*Material provided*:
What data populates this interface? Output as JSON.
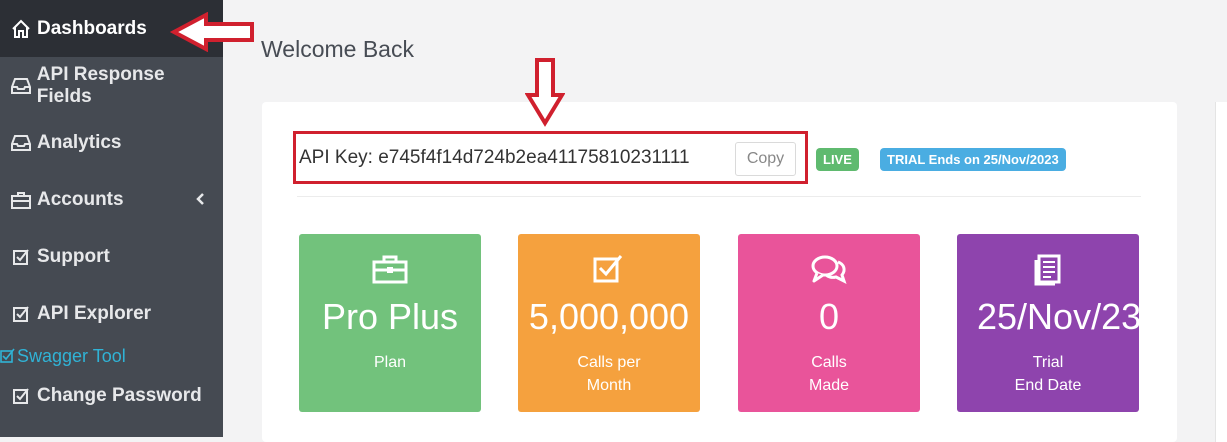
{
  "sidebar": {
    "items": [
      {
        "label": "Dashboards",
        "icon": "home-icon",
        "active": true
      },
      {
        "label": "API Response Fields",
        "icon": "inbox-icon"
      },
      {
        "label": "Analytics",
        "icon": "inbox-icon"
      },
      {
        "label": "Accounts",
        "icon": "briefcase-icon"
      },
      {
        "label": "Support",
        "icon": "check-square-icon"
      },
      {
        "label": "API Explorer",
        "icon": "check-square-icon"
      },
      {
        "label": "Change Password",
        "icon": "check-square-icon"
      }
    ],
    "sub_item": {
      "label": "Swagger Tool",
      "icon": "check-square-icon"
    }
  },
  "main": {
    "title": "Welcome Back",
    "api_key_label": "API Key: e745f4f14d724b2ea41175810231111",
    "copy_label": "Copy",
    "live_badge": "LIVE",
    "trial_badge": "TRIAL Ends on 25/Nov/2023",
    "cards": [
      {
        "value": "Pro Plus",
        "label": "Plan",
        "icon": "briefcase-icon",
        "color": "#72c27c"
      },
      {
        "value": "5,000,000",
        "label": "Calls per\nMonth",
        "icon": "check-square-icon",
        "color": "#f5a13e"
      },
      {
        "value": "0",
        "label": "Calls\nMade",
        "icon": "chat-icon",
        "color": "#e9549a"
      },
      {
        "value": "25/Nov/23",
        "label": "Trial\nEnd Date",
        "icon": "document-icon",
        "color": "#8e44ad"
      }
    ]
  },
  "colors": {
    "sidebar_bg": "#454a52",
    "sidebar_active": "#2c2f35",
    "accent_link": "#30b3d6",
    "annotation_red": "#d0202e"
  }
}
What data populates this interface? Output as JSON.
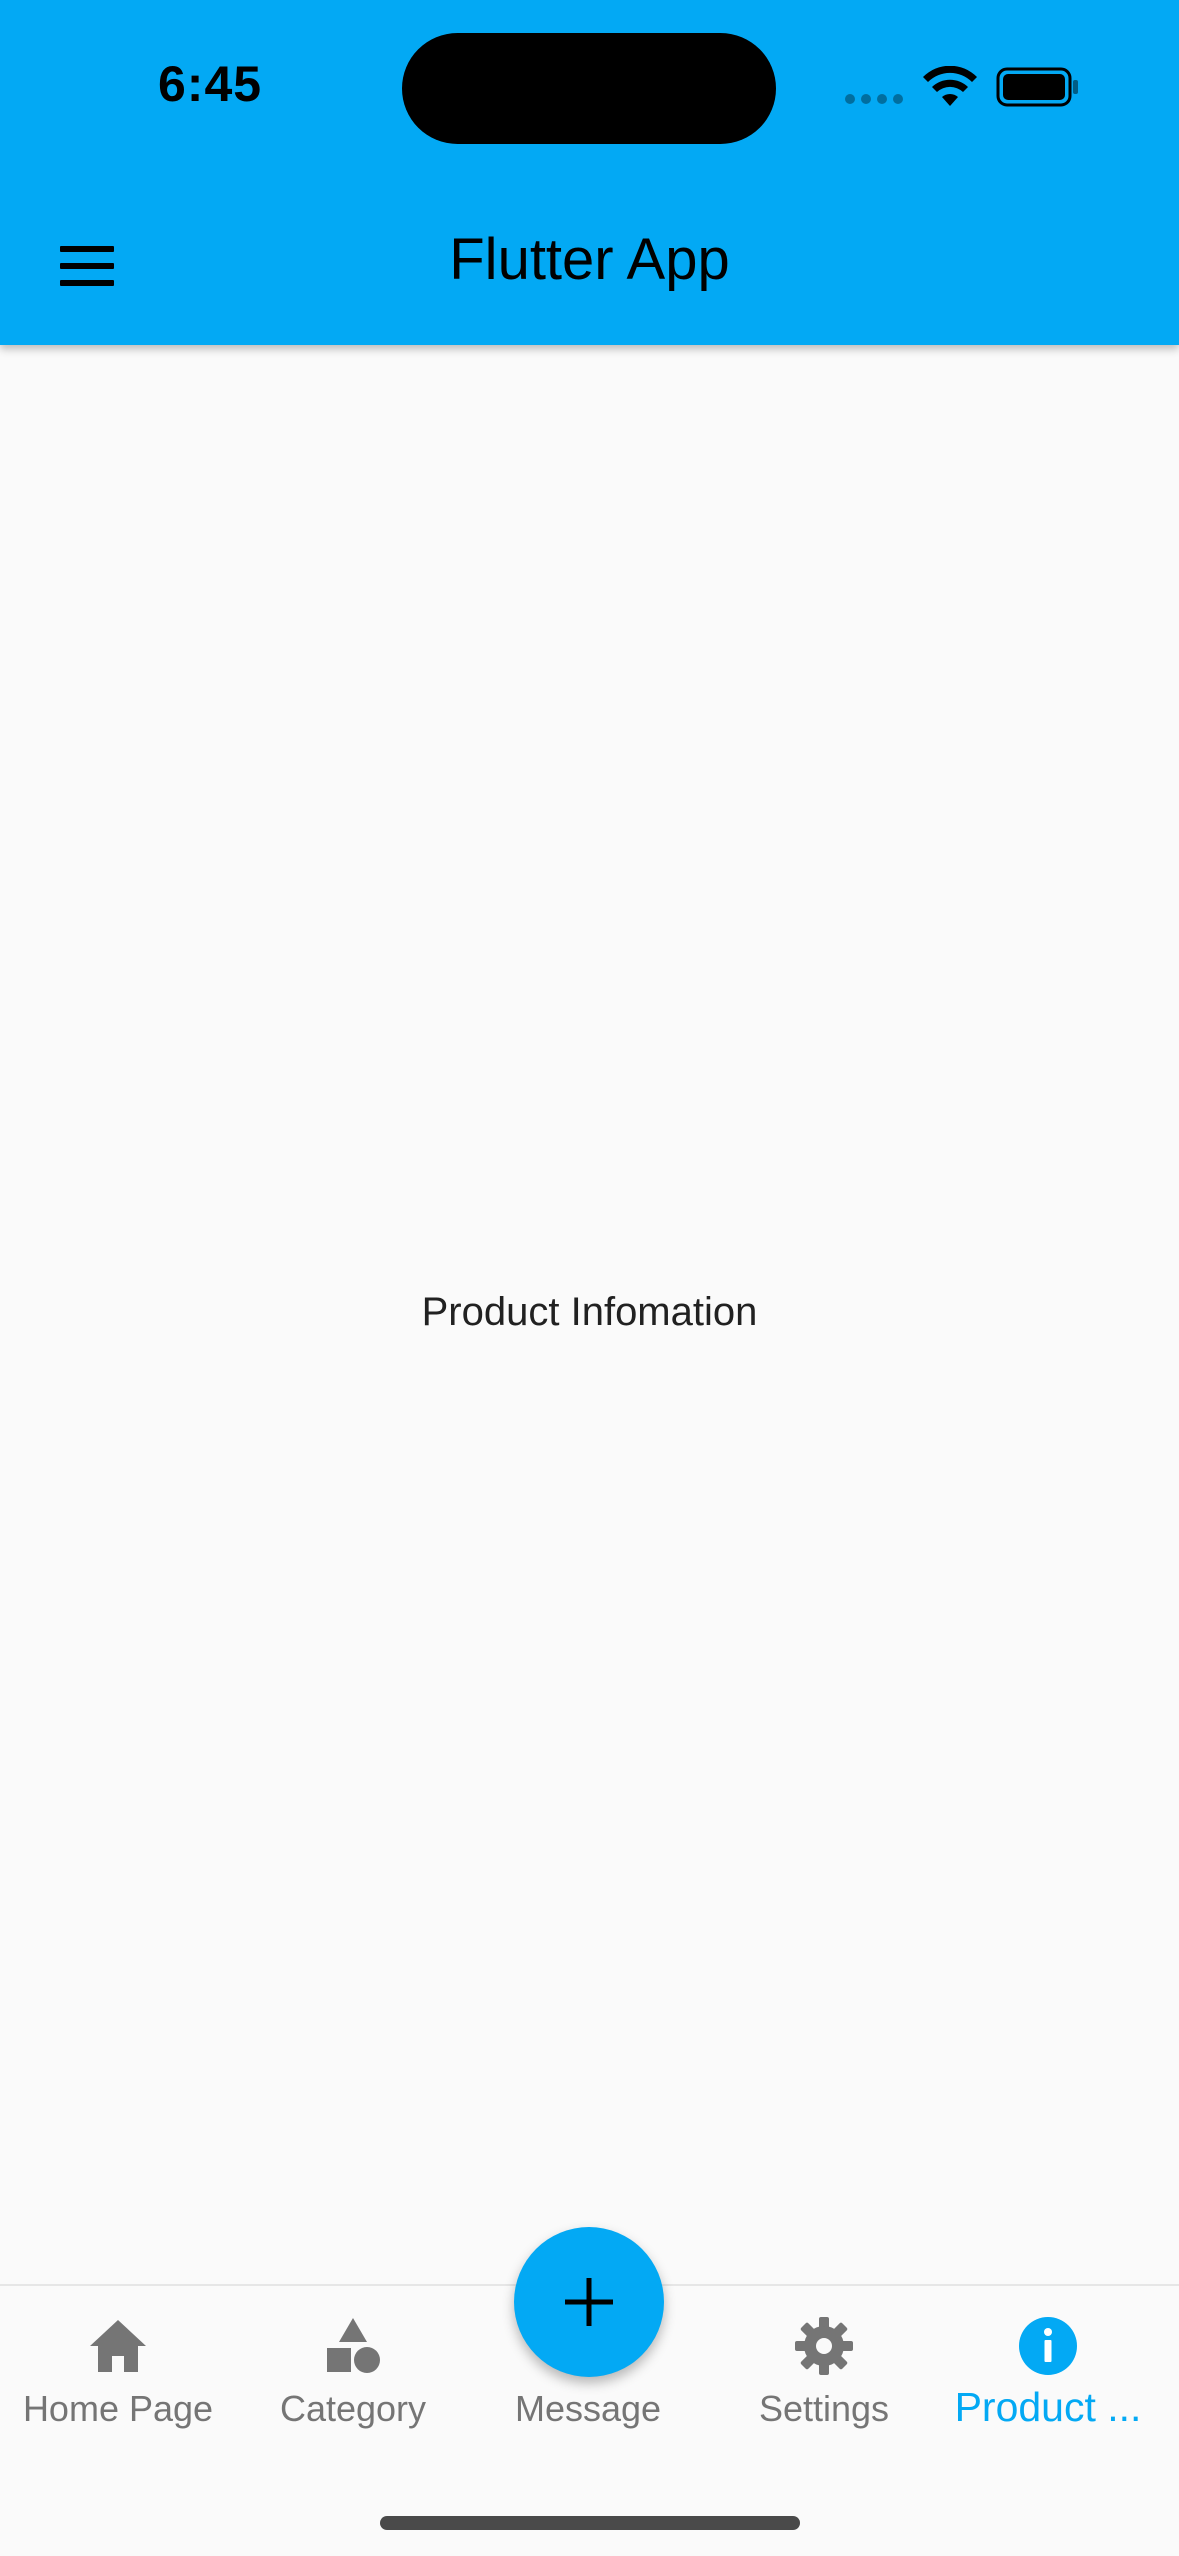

*Exercise directions*: Return every line above in which the string "icon" occurs.

*Reply*:
        "icon": "home-icon",
        "icon": "inbox-icon"
        "icon": "inbox-icon"
        "icon": "briefcase-icon"
        "icon": "check-square-icon"
        "icon": "check-square-icon"
        "icon": "check-square-icon"
      "icon": "check-square-icon"
        "icon": "briefcase-icon",
        "icon": "check-square-icon",
        "icon": "chat-icon",
        "icon": "document-icon",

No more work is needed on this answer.